Exercise task → Gather all lines with the word "中金公司" in them.

============

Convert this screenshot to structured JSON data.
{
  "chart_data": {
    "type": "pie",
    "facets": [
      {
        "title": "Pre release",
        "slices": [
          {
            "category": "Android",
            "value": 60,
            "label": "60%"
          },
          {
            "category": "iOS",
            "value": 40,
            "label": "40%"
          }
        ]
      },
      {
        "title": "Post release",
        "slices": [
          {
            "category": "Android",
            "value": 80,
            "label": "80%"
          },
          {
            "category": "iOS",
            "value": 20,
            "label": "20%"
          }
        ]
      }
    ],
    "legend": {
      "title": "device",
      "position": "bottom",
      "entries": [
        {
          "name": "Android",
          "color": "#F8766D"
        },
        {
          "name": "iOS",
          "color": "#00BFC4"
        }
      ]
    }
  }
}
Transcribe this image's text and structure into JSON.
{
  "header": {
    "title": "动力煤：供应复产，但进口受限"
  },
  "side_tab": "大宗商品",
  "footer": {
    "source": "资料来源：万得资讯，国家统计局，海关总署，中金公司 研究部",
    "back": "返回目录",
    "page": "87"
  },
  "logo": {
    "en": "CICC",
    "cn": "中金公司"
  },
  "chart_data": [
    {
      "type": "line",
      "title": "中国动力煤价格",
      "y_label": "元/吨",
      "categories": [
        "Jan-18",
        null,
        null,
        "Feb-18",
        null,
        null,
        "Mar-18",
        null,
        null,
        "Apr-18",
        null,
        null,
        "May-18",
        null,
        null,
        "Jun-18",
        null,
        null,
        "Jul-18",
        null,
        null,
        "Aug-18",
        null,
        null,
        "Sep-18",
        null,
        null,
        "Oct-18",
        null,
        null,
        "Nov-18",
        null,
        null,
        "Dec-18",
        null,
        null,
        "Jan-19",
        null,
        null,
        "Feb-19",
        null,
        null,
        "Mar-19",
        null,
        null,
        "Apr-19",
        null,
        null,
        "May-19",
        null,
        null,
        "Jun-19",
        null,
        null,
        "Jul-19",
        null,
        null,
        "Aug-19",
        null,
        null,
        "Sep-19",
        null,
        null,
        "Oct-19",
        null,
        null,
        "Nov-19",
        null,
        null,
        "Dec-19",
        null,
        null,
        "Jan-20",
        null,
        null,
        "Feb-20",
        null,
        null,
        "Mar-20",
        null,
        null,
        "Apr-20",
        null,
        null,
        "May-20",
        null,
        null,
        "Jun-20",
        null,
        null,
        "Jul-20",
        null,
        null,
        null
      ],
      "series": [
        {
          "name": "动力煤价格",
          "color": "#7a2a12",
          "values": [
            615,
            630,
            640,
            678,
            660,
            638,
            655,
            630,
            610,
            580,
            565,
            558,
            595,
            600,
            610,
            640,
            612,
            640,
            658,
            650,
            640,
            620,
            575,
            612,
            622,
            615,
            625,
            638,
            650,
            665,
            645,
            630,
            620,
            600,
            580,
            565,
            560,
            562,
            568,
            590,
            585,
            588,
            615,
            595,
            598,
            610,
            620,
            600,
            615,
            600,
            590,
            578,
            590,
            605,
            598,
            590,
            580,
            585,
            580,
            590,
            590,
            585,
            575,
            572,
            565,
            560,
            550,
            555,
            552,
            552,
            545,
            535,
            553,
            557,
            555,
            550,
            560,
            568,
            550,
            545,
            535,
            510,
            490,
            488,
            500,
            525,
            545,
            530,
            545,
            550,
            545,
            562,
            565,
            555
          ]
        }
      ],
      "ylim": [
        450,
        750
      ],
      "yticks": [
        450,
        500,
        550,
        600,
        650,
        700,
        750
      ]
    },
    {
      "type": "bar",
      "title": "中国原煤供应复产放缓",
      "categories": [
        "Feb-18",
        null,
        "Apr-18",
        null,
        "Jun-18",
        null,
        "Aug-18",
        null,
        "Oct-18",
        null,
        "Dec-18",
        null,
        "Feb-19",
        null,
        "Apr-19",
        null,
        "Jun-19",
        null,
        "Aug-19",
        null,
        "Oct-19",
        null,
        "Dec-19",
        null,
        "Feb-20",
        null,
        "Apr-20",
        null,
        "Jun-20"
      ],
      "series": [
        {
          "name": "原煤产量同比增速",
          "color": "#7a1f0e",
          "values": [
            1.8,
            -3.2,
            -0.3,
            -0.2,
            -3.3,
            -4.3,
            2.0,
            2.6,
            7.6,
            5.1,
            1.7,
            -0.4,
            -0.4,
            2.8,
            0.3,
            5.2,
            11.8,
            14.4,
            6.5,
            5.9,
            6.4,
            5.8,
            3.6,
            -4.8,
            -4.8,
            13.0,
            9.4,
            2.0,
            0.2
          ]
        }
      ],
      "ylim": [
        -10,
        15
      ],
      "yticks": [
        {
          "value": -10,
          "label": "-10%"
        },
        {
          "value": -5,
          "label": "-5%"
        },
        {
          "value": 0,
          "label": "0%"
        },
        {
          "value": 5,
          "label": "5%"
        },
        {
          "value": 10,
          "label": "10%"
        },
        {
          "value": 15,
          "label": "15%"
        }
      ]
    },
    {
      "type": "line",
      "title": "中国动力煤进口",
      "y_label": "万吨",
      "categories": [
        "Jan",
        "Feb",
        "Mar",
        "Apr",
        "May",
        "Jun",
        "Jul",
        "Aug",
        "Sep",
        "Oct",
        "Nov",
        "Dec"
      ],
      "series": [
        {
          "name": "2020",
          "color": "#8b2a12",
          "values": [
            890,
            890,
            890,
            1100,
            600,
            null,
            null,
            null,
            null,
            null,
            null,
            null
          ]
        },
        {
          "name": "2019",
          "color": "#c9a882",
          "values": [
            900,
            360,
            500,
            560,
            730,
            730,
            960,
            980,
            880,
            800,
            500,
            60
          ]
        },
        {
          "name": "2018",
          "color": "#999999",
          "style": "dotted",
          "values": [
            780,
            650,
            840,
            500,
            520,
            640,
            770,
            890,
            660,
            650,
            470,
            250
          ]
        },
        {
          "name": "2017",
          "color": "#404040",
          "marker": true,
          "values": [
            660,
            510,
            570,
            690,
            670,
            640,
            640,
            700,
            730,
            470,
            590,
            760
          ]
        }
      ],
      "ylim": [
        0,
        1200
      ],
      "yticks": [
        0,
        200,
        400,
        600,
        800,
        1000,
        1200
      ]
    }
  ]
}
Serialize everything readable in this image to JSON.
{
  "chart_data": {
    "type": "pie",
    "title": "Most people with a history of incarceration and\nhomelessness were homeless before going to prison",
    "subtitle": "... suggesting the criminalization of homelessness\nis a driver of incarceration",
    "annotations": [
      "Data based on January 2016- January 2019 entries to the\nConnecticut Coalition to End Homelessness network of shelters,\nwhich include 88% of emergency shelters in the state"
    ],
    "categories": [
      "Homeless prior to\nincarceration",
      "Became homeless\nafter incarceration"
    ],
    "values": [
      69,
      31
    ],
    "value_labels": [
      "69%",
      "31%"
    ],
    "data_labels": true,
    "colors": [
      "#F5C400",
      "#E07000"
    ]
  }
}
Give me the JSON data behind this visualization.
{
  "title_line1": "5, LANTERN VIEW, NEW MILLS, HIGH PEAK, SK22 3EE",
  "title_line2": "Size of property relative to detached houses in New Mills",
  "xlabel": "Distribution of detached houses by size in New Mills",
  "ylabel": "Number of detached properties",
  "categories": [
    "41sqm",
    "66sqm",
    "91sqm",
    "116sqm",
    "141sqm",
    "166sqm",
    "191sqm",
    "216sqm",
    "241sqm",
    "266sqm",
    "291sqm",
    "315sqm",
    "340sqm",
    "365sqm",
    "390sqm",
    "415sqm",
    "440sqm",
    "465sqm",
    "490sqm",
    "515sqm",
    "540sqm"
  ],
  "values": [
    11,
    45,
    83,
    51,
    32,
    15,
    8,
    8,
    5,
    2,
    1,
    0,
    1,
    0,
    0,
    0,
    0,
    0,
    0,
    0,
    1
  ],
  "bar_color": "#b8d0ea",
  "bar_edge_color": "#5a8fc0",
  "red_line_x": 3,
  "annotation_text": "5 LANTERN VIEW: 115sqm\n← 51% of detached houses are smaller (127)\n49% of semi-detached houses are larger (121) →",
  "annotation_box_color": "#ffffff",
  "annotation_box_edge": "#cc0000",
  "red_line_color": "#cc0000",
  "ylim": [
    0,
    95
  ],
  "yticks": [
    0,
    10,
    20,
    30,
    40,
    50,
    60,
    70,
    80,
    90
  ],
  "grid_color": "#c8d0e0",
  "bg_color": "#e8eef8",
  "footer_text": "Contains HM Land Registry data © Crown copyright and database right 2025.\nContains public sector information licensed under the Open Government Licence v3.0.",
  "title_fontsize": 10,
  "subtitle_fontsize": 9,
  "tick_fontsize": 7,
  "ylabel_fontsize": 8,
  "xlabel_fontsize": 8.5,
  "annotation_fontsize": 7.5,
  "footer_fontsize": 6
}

============

Final result →
    "source": "资料来源：万得资讯，国家统计局，海关总署，中金公司 研究部",
    "cn": "中金公司"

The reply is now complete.